→ Exercise description
Filter the listing below, copying every line in which the word "Temperatura" appears.

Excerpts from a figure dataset
□ □ □ □ □ □ □
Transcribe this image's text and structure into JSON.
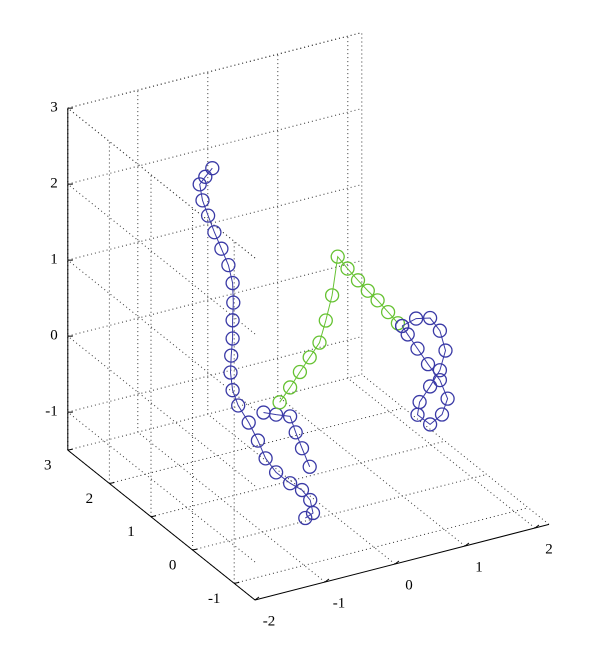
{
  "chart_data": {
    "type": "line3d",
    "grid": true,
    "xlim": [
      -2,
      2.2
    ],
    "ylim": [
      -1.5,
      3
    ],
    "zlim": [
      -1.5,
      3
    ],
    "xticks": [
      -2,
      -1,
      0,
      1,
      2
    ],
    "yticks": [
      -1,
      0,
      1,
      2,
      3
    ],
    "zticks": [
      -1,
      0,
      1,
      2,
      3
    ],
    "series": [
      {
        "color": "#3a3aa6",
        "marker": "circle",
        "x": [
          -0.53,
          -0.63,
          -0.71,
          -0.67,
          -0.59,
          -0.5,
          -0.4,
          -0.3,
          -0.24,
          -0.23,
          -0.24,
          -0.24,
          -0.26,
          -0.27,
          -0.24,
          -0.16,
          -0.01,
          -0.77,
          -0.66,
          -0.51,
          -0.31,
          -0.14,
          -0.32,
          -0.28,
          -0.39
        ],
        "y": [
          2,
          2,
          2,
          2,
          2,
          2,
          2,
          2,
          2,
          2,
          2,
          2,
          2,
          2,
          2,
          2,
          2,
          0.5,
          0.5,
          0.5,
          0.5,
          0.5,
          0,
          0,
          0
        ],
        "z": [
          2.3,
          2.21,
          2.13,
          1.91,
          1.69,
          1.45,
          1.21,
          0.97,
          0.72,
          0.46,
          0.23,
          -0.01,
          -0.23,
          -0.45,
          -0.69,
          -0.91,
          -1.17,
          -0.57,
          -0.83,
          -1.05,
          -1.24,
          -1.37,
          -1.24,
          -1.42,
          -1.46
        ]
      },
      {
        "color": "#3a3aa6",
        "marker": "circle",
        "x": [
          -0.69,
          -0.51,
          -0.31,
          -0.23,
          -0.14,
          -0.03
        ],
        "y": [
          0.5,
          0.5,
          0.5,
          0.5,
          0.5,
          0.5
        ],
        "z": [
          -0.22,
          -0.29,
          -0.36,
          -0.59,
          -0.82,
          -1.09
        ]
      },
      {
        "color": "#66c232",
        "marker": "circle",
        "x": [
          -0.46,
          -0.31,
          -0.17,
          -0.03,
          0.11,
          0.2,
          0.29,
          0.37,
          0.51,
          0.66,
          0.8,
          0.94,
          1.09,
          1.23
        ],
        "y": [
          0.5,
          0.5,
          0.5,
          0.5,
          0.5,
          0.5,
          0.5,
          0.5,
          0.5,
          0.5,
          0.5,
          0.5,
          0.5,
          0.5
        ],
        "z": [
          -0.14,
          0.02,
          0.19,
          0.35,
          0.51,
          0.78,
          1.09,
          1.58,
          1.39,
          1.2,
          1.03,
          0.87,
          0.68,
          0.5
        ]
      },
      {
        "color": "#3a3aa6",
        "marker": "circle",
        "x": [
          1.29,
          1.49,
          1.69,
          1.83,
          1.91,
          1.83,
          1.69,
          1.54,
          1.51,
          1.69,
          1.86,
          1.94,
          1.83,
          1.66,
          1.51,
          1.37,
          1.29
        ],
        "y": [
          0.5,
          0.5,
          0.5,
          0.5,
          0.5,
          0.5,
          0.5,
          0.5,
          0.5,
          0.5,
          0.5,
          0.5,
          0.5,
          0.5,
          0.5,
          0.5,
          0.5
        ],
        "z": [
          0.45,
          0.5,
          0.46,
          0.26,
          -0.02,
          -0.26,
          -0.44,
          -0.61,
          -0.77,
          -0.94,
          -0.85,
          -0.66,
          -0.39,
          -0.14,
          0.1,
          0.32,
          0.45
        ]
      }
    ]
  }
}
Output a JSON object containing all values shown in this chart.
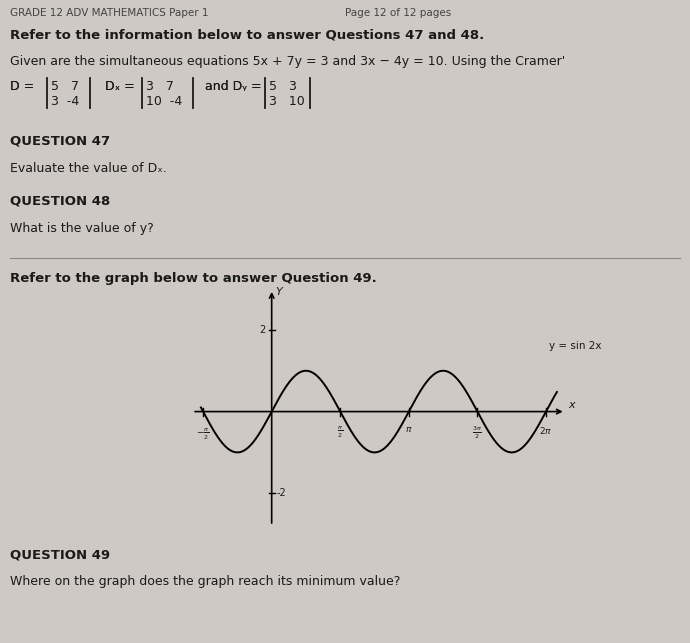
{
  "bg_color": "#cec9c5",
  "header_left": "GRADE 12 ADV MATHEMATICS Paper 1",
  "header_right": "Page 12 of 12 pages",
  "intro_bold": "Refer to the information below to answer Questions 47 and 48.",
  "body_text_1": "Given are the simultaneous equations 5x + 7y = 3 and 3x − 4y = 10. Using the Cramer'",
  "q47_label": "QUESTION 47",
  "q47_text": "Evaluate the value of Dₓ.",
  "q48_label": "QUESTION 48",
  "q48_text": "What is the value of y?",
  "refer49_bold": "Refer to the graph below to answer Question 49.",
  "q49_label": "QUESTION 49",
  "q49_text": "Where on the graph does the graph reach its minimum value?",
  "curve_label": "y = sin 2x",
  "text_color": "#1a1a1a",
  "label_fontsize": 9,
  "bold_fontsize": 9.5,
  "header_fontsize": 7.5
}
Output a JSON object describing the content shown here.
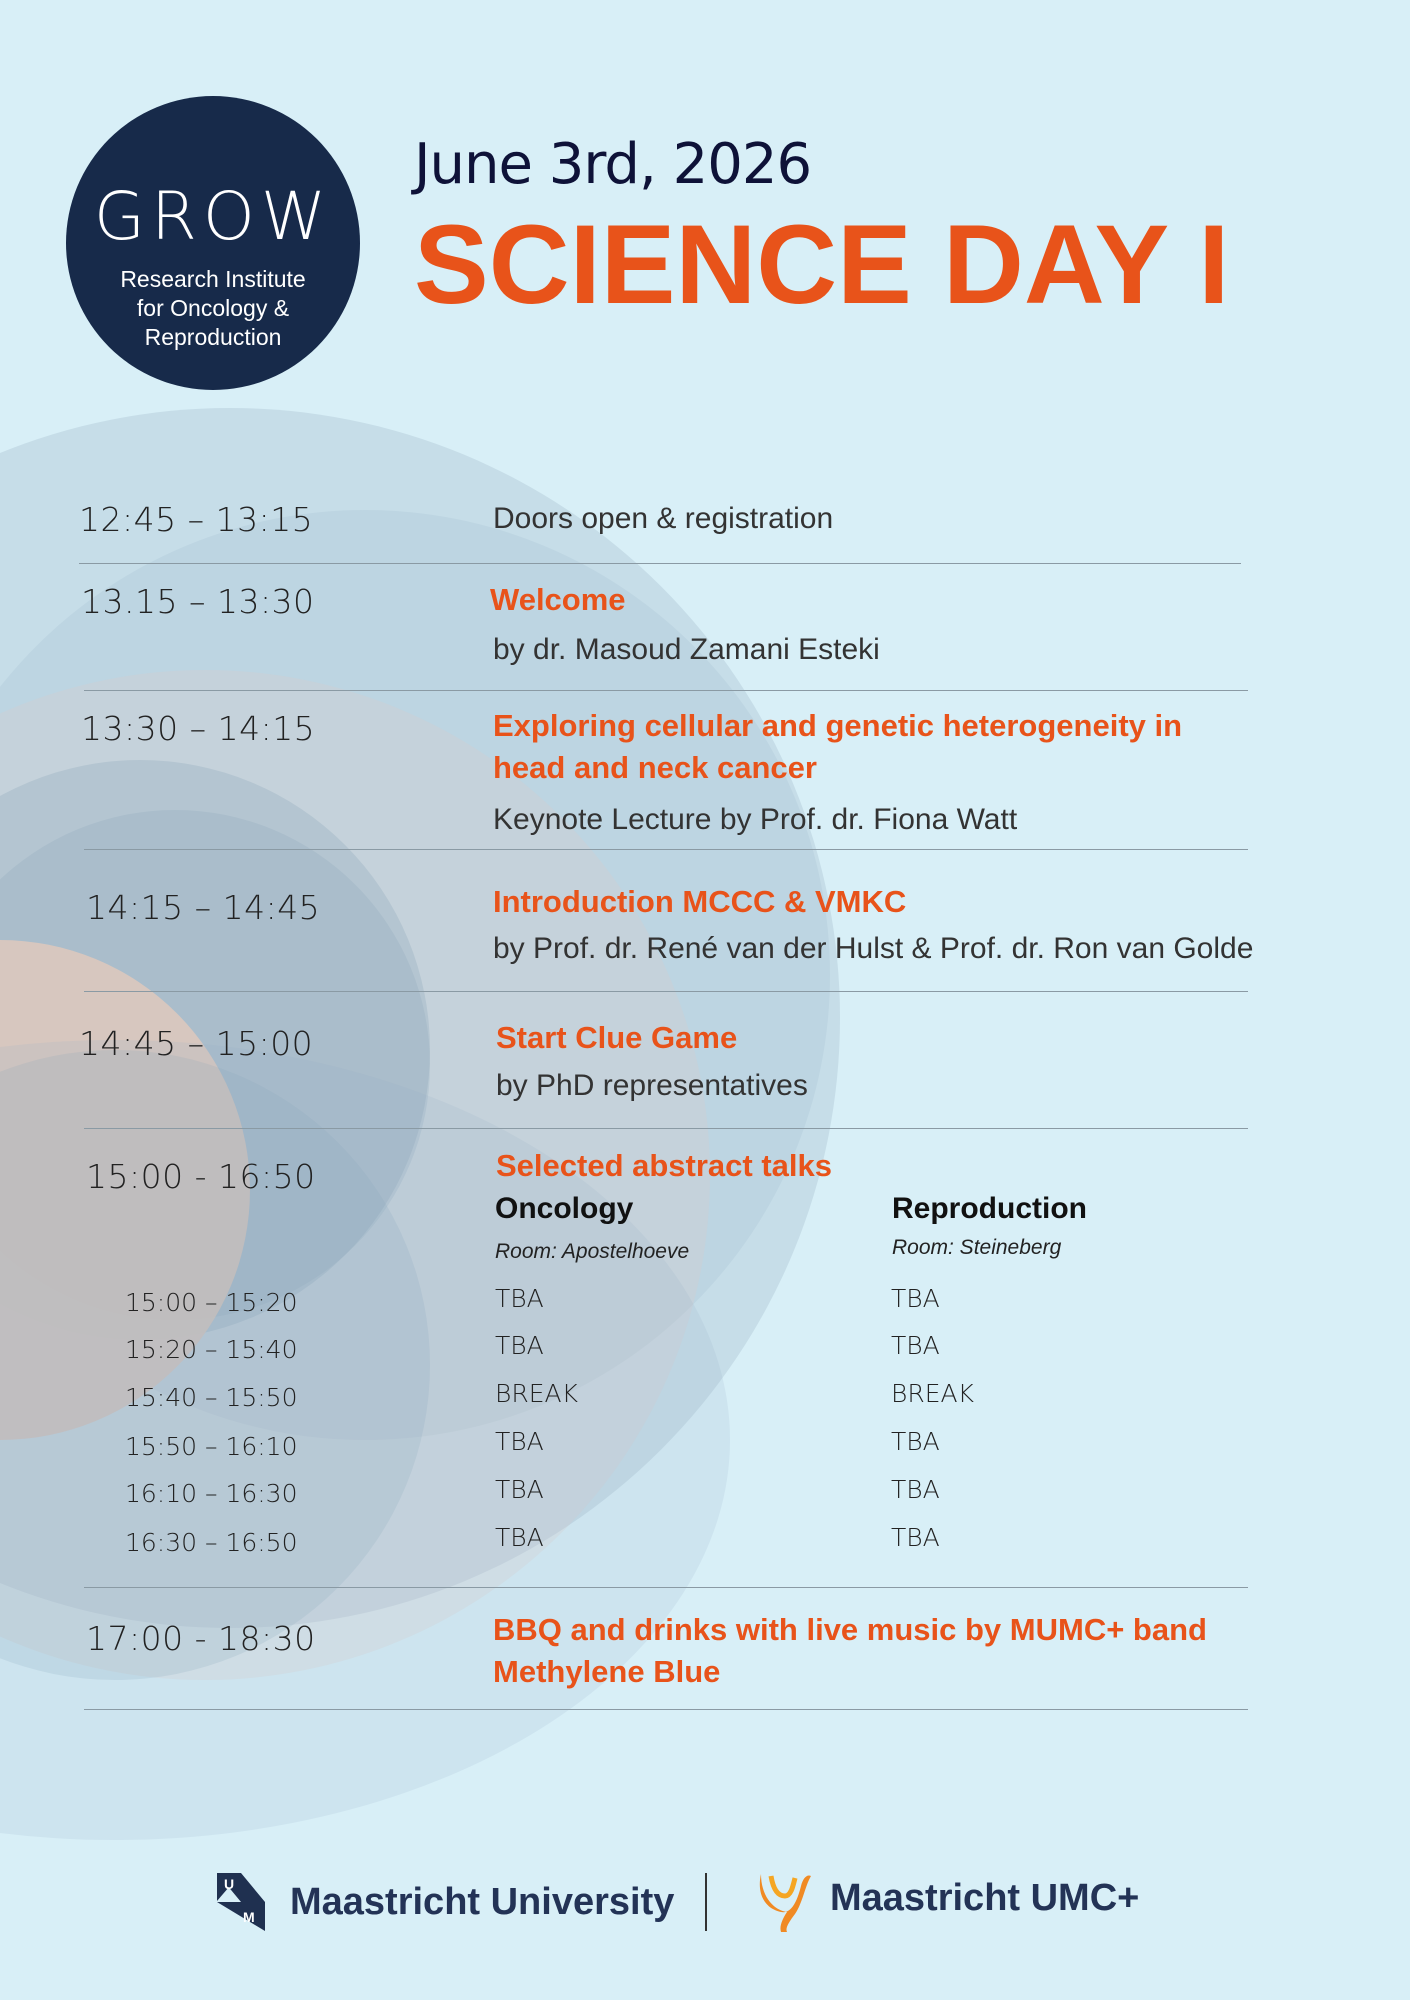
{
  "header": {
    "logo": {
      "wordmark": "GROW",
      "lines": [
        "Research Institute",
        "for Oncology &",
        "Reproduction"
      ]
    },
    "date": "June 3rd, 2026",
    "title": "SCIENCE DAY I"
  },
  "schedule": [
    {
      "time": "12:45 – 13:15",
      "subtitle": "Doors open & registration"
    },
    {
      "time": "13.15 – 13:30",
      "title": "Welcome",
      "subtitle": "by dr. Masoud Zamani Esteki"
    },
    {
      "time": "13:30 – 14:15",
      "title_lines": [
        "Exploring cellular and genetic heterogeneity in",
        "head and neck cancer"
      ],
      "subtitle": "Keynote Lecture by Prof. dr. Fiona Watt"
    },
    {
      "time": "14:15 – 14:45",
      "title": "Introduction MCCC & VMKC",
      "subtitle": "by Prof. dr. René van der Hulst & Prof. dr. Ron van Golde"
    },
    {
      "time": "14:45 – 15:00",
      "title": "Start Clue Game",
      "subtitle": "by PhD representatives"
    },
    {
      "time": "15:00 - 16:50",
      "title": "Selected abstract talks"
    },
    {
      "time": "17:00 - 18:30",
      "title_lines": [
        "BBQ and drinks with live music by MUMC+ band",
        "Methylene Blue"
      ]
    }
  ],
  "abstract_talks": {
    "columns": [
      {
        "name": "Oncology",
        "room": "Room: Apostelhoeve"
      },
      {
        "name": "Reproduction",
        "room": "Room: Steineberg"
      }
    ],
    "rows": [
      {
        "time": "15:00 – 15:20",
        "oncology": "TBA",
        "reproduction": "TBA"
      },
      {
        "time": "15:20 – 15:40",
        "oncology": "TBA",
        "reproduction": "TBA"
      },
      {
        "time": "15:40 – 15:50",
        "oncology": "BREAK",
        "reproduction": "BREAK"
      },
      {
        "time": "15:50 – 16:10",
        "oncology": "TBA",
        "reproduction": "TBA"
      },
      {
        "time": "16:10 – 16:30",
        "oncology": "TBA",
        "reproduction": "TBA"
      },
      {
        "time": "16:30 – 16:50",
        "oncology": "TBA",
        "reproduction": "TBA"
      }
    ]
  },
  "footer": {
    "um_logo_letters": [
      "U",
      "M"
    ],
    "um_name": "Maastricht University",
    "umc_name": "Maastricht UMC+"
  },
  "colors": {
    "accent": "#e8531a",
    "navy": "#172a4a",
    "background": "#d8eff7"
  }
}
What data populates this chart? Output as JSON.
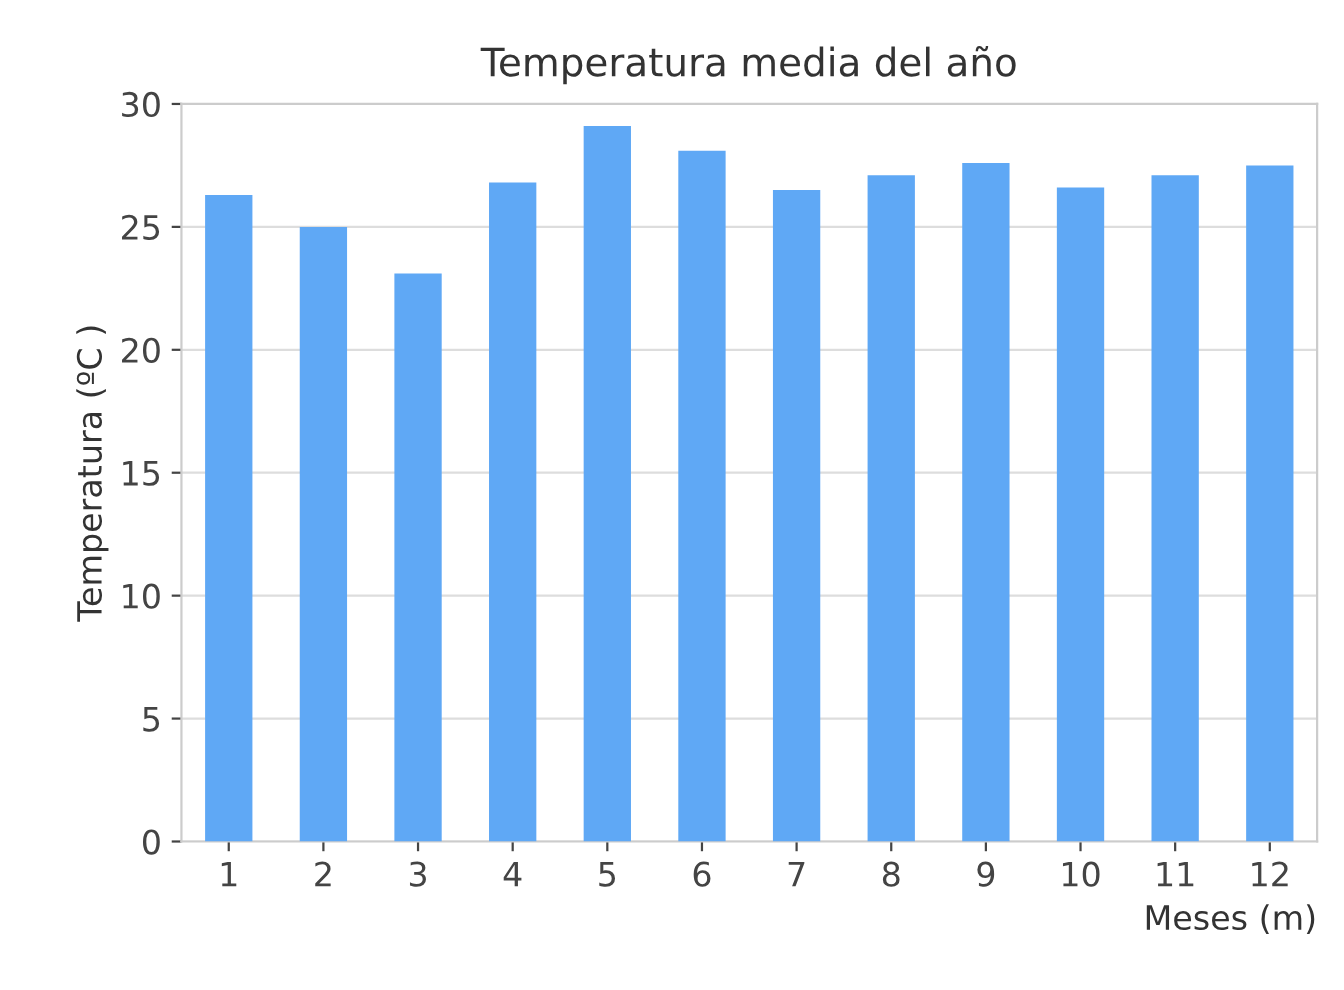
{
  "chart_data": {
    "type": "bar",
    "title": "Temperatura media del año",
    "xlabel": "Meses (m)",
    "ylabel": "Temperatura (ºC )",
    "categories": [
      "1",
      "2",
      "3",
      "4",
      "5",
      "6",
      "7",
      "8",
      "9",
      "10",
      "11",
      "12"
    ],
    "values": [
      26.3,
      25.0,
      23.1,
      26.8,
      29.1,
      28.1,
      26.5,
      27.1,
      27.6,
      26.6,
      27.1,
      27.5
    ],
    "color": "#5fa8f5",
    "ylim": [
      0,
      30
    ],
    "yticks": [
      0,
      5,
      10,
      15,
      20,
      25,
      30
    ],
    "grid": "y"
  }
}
□ □ □ □ □ □ □
→ Full output
    "title": "Temperatura media del año",
    "ylabel": "Temperatura (ºC )",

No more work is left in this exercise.